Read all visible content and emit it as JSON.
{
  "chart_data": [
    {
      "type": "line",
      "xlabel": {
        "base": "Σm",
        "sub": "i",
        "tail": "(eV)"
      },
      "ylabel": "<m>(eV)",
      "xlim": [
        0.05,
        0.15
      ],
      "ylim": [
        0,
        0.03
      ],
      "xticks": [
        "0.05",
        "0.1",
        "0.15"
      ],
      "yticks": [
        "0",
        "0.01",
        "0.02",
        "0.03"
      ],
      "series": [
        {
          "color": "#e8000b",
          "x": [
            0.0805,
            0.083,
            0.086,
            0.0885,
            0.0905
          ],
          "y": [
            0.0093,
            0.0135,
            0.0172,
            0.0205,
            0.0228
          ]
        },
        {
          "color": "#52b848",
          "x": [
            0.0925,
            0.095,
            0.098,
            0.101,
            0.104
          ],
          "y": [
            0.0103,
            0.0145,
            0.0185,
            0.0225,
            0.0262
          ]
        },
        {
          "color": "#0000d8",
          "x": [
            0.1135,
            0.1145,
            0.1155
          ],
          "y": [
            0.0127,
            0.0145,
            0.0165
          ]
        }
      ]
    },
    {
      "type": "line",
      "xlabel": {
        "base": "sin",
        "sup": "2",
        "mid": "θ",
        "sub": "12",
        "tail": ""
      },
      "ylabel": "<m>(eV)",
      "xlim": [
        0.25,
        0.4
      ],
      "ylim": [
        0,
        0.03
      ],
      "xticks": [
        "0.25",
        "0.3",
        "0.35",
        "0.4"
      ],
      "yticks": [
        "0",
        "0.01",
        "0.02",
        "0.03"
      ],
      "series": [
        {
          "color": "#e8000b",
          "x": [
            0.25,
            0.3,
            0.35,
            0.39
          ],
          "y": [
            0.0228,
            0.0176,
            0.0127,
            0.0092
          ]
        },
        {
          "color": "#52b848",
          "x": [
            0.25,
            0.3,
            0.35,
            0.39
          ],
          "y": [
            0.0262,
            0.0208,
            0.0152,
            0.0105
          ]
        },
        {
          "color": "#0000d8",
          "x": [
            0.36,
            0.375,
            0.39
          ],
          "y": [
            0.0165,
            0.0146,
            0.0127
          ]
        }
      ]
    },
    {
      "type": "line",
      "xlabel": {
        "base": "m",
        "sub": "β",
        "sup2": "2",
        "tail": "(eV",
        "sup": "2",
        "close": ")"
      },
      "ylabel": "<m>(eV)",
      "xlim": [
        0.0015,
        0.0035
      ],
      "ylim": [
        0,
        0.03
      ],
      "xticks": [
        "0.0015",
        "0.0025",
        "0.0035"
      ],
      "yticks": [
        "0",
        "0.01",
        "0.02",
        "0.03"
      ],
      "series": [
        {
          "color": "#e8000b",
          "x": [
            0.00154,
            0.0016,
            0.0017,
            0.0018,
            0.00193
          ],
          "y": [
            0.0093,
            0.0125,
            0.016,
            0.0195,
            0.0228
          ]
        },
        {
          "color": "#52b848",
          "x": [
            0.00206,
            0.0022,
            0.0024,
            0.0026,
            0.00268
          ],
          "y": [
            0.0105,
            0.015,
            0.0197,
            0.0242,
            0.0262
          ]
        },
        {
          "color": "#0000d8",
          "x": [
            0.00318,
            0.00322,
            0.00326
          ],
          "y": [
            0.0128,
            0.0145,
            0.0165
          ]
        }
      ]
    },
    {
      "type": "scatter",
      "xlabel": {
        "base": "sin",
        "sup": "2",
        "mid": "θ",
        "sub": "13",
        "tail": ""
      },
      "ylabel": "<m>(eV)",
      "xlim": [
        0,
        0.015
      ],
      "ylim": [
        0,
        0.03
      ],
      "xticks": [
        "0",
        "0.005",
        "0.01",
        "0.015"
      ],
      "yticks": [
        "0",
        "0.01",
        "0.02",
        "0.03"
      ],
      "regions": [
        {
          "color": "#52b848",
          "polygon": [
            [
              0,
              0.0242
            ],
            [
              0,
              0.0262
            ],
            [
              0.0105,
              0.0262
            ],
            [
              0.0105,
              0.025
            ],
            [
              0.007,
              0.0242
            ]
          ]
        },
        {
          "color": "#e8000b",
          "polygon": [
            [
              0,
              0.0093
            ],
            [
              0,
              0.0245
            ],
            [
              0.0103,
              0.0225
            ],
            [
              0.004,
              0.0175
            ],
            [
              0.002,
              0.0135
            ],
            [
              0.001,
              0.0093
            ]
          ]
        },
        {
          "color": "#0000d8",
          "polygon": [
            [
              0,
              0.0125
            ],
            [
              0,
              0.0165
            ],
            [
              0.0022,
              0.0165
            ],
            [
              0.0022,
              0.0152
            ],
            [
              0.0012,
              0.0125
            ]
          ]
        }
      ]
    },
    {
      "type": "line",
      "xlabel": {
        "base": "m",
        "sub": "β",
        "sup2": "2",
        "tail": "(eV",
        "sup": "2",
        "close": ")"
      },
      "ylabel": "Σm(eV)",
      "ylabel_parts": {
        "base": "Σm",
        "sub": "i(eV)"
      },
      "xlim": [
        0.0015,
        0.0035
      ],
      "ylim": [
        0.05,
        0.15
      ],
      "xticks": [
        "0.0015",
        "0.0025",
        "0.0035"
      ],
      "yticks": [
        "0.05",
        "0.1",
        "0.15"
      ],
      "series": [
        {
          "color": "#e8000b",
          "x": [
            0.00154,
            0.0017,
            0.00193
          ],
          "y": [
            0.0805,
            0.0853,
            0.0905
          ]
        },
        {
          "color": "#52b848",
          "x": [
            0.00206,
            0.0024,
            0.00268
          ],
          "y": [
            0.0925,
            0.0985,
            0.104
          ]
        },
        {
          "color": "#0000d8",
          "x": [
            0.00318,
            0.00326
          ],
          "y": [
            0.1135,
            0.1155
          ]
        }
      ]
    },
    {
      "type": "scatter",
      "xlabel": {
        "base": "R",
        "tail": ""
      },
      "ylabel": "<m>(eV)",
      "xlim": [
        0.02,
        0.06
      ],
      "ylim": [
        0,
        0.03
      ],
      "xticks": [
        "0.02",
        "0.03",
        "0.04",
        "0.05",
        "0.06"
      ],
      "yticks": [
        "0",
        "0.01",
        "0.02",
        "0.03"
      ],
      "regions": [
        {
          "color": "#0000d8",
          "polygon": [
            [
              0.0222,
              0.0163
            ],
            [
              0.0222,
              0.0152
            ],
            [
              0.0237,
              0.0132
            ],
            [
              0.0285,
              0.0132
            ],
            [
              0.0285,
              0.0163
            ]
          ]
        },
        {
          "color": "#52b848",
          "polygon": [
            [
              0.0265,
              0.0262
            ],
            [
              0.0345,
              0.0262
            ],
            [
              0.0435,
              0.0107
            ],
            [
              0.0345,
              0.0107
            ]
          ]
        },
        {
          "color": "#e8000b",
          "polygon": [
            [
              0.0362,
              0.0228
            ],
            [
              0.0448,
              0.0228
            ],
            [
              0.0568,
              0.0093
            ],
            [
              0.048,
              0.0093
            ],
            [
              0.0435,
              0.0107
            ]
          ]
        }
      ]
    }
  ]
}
★ ★ ★
--- Exercise description ---
Copy every record exactly as presented.

--- Task answer ---
Read all visible content and emit it as JSON.
{
  "chart_data": [
    {
      "type": "line",
      "xlabel": {
        "base": "Σm",
        "sub": "i",
        "tail": "(eV)"
      },
      "ylabel": "<m>(eV)",
      "xlim": [
        0.05,
        0.15
      ],
      "ylim": [
        0,
        0.03
      ],
      "xticks": [
        "0.05",
        "0.1",
        "0.15"
      ],
      "yticks": [
        "0",
        "0.01",
        "0.02",
        "0.03"
      ],
      "series": [
        {
          "color": "#e8000b",
          "x": [
            0.0805,
            0.083,
            0.086,
            0.0885,
            0.0905
          ],
          "y": [
            0.0093,
            0.0135,
            0.0172,
            0.0205,
            0.0228
          ]
        },
        {
          "color": "#52b848",
          "x": [
            0.0925,
            0.095,
            0.098,
            0.101,
            0.104
          ],
          "y": [
            0.0103,
            0.0145,
            0.0185,
            0.0225,
            0.0262
          ]
        },
        {
          "color": "#0000d8",
          "x": [
            0.1135,
            0.1145,
            0.1155
          ],
          "y": [
            0.0127,
            0.0145,
            0.0165
          ]
        }
      ]
    },
    {
      "type": "line",
      "xlabel": {
        "base": "sin",
        "sup": "2",
        "mid": "θ",
        "sub": "12",
        "tail": ""
      },
      "ylabel": "<m>(eV)",
      "xlim": [
        0.25,
        0.4
      ],
      "ylim": [
        0,
        0.03
      ],
      "xticks": [
        "0.25",
        "0.3",
        "0.35",
        "0.4"
      ],
      "yticks": [
        "0",
        "0.01",
        "0.02",
        "0.03"
      ],
      "series": [
        {
          "color": "#e8000b",
          "x": [
            0.25,
            0.3,
            0.35,
            0.39
          ],
          "y": [
            0.0228,
            0.0176,
            0.0127,
            0.0092
          ]
        },
        {
          "color": "#52b848",
          "x": [
            0.25,
            0.3,
            0.35,
            0.39
          ],
          "y": [
            0.0262,
            0.0208,
            0.0152,
            0.0105
          ]
        },
        {
          "color": "#0000d8",
          "x": [
            0.36,
            0.375,
            0.39
          ],
          "y": [
            0.0165,
            0.0146,
            0.0127
          ]
        }
      ]
    },
    {
      "type": "line",
      "xlabel": {
        "base": "m",
        "sub": "β",
        "sup2": "2",
        "tail": "(eV",
        "sup": "2",
        "close": ")"
      },
      "ylabel": "<m>(eV)",
      "xlim": [
        0.0015,
        0.0035
      ],
      "ylim": [
        0,
        0.03
      ],
      "xticks": [
        "0.0015",
        "0.0025",
        "0.0035"
      ],
      "yticks": [
        "0",
        "0.01",
        "0.02",
        "0.03"
      ],
      "series": [
        {
          "color": "#e8000b",
          "x": [
            0.00154,
            0.0016,
            0.0017,
            0.0018,
            0.00193
          ],
          "y": [
            0.0093,
            0.0125,
            0.016,
            0.0195,
            0.0228
          ]
        },
        {
          "color": "#52b848",
          "x": [
            0.00206,
            0.0022,
            0.0024,
            0.0026,
            0.00268
          ],
          "y": [
            0.0105,
            0.015,
            0.0197,
            0.0242,
            0.0262
          ]
        },
        {
          "color": "#0000d8",
          "x": [
            0.00318,
            0.00322,
            0.00326
          ],
          "y": [
            0.0128,
            0.0145,
            0.0165
          ]
        }
      ]
    },
    {
      "type": "scatter",
      "xlabel": {
        "base": "sin",
        "sup": "2",
        "mid": "θ",
        "sub": "13",
        "tail": ""
      },
      "ylabel": "<m>(eV)",
      "xlim": [
        0,
        0.015
      ],
      "ylim": [
        0,
        0.03
      ],
      "xticks": [
        "0",
        "0.005",
        "0.01",
        "0.015"
      ],
      "yticks": [
        "0",
        "0.01",
        "0.02",
        "0.03"
      ],
      "regions": [
        {
          "color": "#52b848",
          "polygon": [
            [
              0,
              0.0242
            ],
            [
              0,
              0.0262
            ],
            [
              0.0105,
              0.0262
            ],
            [
              0.0105,
              0.025
            ],
            [
              0.007,
              0.0242
            ]
          ]
        },
        {
          "color": "#e8000b",
          "polygon": [
            [
              0,
              0.0093
            ],
            [
              0,
              0.0245
            ],
            [
              0.0103,
              0.0225
            ],
            [
              0.004,
              0.0175
            ],
            [
              0.002,
              0.0135
            ],
            [
              0.001,
              0.0093
            ]
          ]
        },
        {
          "color": "#0000d8",
          "polygon": [
            [
              0,
              0.0125
            ],
            [
              0,
              0.0165
            ],
            [
              0.0022,
              0.0165
            ],
            [
              0.0022,
              0.0152
            ],
            [
              0.0012,
              0.0125
            ]
          ]
        }
      ]
    },
    {
      "type": "line",
      "xlabel": {
        "base": "m",
        "sub": "β",
        "sup2": "2",
        "tail": "(eV",
        "sup": "2",
        "close": ")"
      },
      "ylabel": "Σm(eV)",
      "ylabel_parts": {
        "base": "Σm",
        "sub": "i(eV)"
      },
      "xlim": [
        0.0015,
        0.0035
      ],
      "ylim": [
        0.05,
        0.15
      ],
      "xticks": [
        "0.0015",
        "0.0025",
        "0.0035"
      ],
      "yticks": [
        "0.05",
        "0.1",
        "0.15"
      ],
      "series": [
        {
          "color": "#e8000b",
          "x": [
            0.00154,
            0.0017,
            0.00193
          ],
          "y": [
            0.0805,
            0.0853,
            0.0905
          ]
        },
        {
          "color": "#52b848",
          "x": [
            0.00206,
            0.0024,
            0.00268
          ],
          "y": [
            0.0925,
            0.0985,
            0.104
          ]
        },
        {
          "color": "#0000d8",
          "x": [
            0.00318,
            0.00326
          ],
          "y": [
            0.1135,
            0.1155
          ]
        }
      ]
    },
    {
      "type": "scatter",
      "xlabel": {
        "base": "R",
        "tail": ""
      },
      "ylabel": "<m>(eV)",
      "xlim": [
        0.02,
        0.06
      ],
      "ylim": [
        0,
        0.03
      ],
      "xticks": [
        "0.02",
        "0.03",
        "0.04",
        "0.05",
        "0.06"
      ],
      "yticks": [
        "0",
        "0.01",
        "0.02",
        "0.03"
      ],
      "regions": [
        {
          "color": "#0000d8",
          "polygon": [
            [
              0.0222,
              0.0163
            ],
            [
              0.0222,
              0.0152
            ],
            [
              0.0237,
              0.0132
            ],
            [
              0.0285,
              0.0132
            ],
            [
              0.0285,
              0.0163
            ]
          ]
        },
        {
          "color": "#52b848",
          "polygon": [
            [
              0.0265,
              0.0262
            ],
            [
              0.0345,
              0.0262
            ],
            [
              0.0435,
              0.0107
            ],
            [
              0.0345,
              0.0107
            ]
          ]
        },
        {
          "color": "#e8000b",
          "polygon": [
            [
              0.0362,
              0.0228
            ],
            [
              0.0448,
              0.0228
            ],
            [
              0.0568,
              0.0093
            ],
            [
              0.048,
              0.0093
            ],
            [
              0.0435,
              0.0107
            ]
          ]
        }
      ]
    }
  ]
}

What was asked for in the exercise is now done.